Scan the listing and work out how many lines contain the word "dñatõem". Nothing but the number should be given.

-.-.-

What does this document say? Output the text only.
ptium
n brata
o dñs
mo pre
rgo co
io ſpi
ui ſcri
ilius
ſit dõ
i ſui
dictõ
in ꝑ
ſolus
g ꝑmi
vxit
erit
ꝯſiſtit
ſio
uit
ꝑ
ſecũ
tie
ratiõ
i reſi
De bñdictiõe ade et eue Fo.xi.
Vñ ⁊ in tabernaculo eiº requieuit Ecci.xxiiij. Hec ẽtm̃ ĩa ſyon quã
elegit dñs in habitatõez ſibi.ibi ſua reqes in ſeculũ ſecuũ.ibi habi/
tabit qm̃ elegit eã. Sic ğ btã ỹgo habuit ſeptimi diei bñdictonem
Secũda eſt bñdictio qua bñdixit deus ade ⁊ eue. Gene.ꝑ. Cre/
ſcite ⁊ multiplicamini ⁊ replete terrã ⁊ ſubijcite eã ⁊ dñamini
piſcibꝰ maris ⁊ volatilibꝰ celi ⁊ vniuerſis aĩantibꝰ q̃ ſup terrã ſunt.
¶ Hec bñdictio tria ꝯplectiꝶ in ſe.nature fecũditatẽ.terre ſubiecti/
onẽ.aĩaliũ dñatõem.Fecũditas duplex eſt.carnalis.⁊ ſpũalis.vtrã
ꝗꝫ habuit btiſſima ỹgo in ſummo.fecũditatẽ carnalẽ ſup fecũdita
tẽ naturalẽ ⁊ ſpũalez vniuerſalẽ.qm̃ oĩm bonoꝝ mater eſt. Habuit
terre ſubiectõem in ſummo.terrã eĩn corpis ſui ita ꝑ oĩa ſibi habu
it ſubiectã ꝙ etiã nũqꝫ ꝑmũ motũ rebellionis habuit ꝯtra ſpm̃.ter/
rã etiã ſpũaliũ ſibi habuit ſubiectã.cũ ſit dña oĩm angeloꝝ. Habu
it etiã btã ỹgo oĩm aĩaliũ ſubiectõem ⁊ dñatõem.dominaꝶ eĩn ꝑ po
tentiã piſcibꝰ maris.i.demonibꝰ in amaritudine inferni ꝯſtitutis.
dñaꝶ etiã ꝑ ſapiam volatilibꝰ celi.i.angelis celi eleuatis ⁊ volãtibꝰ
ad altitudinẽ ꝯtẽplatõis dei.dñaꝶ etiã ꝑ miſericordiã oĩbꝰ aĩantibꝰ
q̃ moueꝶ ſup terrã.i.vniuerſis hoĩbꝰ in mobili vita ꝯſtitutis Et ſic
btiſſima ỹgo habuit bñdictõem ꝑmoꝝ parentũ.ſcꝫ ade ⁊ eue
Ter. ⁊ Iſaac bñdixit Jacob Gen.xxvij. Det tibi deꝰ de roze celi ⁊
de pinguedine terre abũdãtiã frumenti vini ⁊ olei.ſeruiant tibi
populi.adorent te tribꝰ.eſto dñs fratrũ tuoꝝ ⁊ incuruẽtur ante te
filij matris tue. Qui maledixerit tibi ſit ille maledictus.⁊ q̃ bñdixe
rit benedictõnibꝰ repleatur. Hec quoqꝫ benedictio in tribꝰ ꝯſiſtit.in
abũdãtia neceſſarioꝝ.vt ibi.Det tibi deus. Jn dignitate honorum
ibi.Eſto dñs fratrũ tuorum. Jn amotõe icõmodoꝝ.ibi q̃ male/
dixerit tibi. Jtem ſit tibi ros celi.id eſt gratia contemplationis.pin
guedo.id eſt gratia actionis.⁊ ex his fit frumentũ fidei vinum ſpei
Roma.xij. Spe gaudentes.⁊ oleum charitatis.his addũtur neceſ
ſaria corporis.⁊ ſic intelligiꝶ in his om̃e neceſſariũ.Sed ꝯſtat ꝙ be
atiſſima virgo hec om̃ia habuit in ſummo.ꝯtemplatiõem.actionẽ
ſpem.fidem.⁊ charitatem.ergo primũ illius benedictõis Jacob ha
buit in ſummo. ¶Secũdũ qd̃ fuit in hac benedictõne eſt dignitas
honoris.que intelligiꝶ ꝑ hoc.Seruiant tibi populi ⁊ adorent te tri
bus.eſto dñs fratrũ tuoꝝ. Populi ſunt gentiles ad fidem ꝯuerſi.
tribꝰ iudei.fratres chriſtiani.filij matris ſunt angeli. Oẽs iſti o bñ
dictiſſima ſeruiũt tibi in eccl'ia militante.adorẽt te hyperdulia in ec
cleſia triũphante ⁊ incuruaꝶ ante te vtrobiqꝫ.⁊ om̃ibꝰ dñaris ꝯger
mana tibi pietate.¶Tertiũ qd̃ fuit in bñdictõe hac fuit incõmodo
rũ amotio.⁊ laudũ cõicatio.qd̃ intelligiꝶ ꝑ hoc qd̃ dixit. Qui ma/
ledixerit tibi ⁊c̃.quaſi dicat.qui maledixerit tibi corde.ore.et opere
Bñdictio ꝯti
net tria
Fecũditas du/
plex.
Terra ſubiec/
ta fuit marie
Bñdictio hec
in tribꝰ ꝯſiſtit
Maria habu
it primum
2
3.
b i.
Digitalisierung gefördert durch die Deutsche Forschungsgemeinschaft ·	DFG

-.-.-

EXERCISE ANSWER >>
2